▸ **WHAT YOU WILL DO**: Go through the entries below and count the lines holding the word "type". Reply with only the number, please.

(Records that describe figures)
------

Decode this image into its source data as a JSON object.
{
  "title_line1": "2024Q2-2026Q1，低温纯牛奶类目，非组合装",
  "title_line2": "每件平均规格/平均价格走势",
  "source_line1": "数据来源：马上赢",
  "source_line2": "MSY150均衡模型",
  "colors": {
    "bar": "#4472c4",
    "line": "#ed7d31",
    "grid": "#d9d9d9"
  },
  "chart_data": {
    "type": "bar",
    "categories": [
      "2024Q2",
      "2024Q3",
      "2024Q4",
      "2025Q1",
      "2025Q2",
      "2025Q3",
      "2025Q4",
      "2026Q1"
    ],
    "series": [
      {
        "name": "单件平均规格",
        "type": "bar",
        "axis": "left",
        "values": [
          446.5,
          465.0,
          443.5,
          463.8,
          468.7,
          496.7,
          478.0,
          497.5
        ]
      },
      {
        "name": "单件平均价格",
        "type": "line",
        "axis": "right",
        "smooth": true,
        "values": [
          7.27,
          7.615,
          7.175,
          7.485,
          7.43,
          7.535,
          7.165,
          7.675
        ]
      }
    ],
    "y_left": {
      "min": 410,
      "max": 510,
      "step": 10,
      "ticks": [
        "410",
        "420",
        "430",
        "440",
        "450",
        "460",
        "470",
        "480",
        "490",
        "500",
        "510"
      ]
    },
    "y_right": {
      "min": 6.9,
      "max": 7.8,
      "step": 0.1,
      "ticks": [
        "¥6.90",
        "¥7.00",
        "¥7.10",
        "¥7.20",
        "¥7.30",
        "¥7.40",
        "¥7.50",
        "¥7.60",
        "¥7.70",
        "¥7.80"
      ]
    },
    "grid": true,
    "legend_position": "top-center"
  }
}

------

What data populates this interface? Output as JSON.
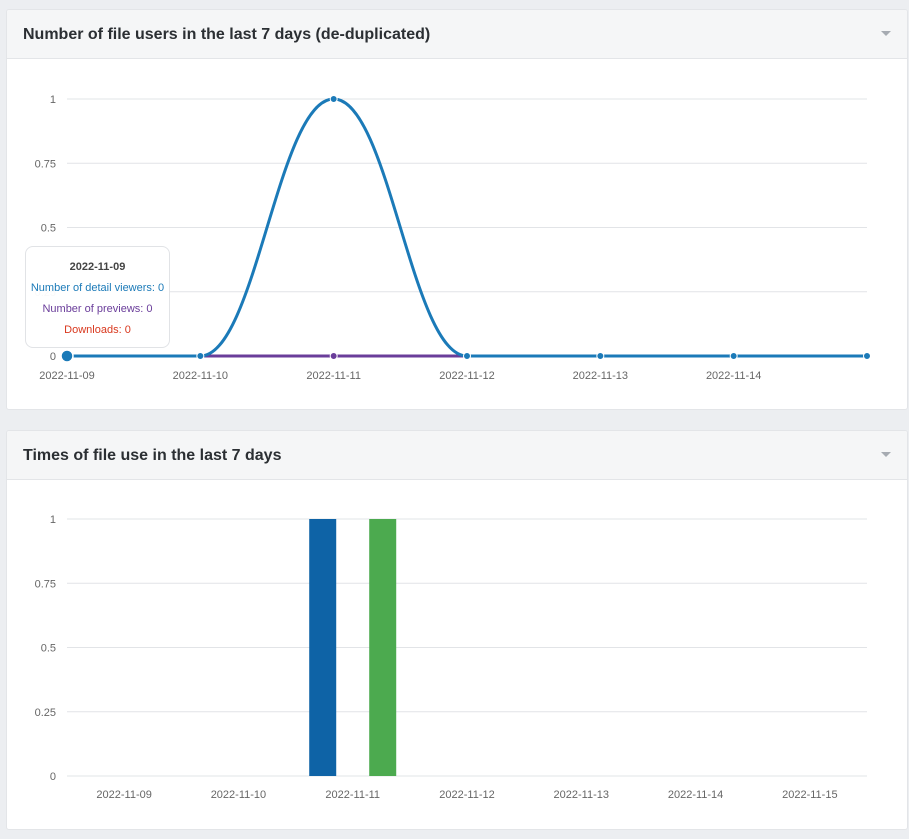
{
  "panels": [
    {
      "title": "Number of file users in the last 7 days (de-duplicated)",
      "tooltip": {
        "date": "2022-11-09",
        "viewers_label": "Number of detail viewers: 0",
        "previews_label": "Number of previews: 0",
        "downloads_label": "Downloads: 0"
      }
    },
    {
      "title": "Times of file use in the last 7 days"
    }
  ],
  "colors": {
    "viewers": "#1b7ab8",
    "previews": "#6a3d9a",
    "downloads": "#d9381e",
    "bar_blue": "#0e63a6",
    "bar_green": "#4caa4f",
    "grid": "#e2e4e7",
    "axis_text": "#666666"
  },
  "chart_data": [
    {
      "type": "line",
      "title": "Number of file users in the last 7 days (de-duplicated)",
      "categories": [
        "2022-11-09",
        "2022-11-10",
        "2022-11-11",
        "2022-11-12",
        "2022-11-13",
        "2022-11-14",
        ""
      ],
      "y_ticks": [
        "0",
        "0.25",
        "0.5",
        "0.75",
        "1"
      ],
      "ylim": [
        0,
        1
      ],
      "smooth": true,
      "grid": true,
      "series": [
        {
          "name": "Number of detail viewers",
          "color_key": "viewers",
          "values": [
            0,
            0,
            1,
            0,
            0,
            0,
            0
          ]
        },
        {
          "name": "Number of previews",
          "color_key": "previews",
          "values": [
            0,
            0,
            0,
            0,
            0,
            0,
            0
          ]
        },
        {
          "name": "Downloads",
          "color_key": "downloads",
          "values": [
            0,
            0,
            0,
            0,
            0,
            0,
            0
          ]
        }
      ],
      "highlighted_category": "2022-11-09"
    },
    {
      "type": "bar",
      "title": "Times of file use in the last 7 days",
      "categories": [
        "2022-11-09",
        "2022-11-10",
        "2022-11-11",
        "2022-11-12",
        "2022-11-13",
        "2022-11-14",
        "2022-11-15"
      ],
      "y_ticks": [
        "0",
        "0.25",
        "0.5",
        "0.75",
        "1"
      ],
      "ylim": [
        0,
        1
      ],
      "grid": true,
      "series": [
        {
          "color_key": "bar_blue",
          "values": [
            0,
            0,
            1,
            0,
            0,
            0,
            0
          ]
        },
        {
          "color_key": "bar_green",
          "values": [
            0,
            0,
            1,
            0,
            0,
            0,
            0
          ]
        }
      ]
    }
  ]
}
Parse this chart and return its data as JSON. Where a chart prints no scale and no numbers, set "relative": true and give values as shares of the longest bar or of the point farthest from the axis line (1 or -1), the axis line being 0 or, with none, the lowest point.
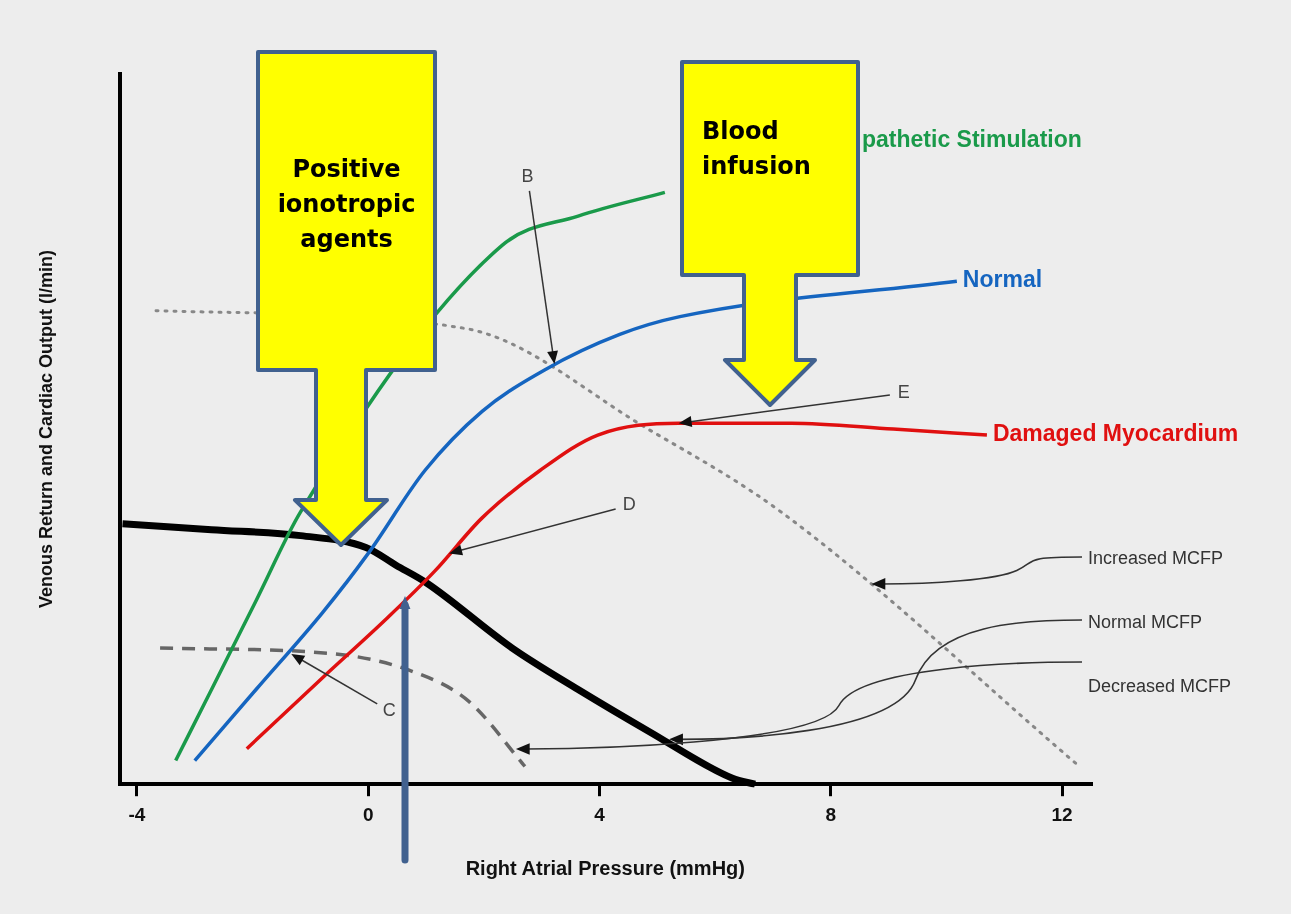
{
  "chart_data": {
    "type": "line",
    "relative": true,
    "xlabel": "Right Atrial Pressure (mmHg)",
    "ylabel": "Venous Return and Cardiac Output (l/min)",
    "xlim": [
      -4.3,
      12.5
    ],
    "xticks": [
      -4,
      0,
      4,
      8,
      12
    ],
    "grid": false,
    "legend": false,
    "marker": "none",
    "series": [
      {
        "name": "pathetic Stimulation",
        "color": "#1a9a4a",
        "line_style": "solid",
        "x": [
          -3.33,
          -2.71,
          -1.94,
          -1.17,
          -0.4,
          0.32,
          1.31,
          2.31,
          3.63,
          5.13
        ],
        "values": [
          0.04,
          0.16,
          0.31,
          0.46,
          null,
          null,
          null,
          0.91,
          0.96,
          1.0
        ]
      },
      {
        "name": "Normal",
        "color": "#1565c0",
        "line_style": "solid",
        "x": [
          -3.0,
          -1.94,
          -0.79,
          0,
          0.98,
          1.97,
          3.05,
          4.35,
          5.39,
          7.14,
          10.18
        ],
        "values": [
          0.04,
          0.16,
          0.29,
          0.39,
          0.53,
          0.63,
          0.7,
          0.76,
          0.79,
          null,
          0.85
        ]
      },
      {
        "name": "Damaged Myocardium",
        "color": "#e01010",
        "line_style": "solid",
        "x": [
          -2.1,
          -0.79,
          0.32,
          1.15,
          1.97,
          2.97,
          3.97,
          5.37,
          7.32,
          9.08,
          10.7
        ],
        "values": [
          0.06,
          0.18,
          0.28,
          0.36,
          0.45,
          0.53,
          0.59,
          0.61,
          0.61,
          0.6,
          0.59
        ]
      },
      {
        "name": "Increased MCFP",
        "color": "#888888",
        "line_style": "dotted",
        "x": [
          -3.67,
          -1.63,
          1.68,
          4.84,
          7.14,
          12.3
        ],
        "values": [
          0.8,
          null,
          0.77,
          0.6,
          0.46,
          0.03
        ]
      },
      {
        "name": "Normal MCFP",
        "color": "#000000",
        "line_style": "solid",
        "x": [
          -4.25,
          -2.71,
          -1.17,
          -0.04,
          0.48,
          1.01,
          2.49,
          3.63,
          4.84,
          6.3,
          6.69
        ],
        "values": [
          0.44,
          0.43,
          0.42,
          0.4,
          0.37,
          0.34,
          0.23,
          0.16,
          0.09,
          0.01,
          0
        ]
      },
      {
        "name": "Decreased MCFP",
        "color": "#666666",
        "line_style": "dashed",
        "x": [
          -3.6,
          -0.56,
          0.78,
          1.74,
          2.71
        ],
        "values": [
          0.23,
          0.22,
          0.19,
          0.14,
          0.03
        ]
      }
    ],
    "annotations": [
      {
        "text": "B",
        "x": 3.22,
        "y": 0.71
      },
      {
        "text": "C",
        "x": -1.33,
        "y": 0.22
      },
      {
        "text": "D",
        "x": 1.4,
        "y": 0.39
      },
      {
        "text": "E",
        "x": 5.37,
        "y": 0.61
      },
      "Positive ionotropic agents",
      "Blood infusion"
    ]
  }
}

------

▸ **SOLUTION TO THIS PROBLEM**: 6